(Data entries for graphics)

◆ ◆ ◆ ◆

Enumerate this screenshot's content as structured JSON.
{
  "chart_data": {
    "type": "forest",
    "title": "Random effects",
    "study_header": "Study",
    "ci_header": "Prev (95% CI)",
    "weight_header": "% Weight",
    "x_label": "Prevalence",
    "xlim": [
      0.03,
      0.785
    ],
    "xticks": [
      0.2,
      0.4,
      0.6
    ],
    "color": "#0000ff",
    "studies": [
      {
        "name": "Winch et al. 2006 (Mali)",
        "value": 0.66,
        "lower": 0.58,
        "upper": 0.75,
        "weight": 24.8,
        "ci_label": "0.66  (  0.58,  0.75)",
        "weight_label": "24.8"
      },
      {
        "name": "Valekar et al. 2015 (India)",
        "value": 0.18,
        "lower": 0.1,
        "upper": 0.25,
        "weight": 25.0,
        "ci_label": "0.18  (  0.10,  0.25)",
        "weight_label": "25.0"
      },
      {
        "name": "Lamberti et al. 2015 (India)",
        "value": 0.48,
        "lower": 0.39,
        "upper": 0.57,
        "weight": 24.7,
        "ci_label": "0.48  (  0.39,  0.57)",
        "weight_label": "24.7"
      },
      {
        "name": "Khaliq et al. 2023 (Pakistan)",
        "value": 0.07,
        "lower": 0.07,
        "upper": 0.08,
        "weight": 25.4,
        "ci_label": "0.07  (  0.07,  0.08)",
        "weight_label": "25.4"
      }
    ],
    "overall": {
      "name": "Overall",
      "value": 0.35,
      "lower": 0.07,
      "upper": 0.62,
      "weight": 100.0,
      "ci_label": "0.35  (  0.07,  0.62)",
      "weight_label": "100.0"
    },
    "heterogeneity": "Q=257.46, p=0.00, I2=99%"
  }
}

◆ ◆ ◆ ◆

# [Your goal]
Search the entries for the word "upper" and pick out every line that holds it.

# [Task answer]
        "upper": 0.75,
        "upper": 0.25,
        "upper": 0.57,
        "upper": 0.08,
      "upper": 0.62,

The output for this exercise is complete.